_Set task_
Report every line in the listing below where the string "Retina" shows up.

[Figure contents as structured data]

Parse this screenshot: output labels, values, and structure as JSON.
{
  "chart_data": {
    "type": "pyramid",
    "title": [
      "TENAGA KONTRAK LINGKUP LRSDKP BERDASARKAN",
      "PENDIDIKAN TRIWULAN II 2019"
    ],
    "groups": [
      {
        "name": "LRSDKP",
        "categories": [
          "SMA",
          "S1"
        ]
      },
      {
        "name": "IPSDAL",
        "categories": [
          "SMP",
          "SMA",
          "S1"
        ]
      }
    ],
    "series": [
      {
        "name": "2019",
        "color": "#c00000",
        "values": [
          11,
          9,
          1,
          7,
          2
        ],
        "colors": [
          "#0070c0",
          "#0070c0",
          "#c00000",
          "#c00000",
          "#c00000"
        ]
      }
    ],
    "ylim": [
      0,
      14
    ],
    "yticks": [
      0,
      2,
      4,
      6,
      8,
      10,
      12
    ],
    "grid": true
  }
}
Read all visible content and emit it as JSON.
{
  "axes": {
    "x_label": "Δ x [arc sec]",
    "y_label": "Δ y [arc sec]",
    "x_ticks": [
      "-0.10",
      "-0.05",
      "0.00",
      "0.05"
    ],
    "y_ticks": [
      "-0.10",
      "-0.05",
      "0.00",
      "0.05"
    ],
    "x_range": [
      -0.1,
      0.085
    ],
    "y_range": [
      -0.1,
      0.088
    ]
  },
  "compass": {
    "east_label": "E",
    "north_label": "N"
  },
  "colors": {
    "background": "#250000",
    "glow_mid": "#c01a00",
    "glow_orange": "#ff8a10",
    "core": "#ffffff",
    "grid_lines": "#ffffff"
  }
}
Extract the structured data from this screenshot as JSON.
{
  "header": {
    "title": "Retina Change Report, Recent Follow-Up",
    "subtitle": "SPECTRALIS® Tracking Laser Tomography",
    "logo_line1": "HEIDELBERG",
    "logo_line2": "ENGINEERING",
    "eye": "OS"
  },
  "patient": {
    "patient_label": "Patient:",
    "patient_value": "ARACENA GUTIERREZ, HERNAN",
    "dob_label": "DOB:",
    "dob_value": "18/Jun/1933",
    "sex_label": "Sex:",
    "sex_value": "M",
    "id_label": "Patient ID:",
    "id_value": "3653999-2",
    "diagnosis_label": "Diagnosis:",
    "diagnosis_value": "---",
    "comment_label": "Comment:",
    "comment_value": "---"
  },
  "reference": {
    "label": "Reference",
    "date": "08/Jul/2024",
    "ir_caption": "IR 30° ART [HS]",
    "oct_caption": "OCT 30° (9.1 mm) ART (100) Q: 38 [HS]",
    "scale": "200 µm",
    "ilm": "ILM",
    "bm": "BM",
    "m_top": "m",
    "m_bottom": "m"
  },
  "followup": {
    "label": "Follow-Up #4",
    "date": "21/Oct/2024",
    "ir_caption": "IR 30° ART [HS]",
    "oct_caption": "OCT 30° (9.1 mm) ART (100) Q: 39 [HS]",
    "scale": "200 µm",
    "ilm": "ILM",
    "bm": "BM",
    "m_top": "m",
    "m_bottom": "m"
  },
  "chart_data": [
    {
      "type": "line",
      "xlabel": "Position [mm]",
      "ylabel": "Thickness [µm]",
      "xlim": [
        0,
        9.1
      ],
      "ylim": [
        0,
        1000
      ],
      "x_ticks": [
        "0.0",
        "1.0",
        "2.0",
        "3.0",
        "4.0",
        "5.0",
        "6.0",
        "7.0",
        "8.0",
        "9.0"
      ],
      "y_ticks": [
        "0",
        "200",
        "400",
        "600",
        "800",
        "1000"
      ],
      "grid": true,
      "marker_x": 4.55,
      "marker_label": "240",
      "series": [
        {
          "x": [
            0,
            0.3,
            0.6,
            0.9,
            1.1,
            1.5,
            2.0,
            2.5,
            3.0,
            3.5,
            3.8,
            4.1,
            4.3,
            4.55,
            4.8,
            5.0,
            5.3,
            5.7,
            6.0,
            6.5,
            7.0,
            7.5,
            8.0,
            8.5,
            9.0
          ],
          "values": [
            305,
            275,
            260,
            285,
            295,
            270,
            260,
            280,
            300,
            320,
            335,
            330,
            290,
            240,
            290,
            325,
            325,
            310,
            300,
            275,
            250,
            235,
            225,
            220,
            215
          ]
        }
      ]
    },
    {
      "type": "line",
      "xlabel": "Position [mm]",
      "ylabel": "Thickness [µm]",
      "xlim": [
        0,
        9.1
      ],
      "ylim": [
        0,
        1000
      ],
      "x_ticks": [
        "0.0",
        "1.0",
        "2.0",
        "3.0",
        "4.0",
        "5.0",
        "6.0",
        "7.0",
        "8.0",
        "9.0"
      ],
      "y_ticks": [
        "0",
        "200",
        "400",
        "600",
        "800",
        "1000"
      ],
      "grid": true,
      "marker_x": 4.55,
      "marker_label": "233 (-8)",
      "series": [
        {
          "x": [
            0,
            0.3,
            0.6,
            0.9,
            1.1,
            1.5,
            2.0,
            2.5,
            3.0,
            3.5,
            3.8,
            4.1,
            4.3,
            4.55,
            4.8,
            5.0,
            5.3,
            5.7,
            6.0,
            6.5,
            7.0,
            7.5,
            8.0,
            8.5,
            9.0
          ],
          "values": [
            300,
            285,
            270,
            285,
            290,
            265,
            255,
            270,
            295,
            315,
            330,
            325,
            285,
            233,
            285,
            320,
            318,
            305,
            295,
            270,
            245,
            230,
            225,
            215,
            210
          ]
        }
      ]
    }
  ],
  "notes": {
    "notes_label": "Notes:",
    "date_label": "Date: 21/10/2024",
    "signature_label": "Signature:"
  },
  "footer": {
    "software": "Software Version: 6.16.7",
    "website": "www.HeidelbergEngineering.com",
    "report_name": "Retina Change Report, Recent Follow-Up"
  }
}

_Result for this exercise_
    "title": "Retina Change Report, Recent Follow-Up",
    "report_name": "Retina Change Report, Recent Follow-Up"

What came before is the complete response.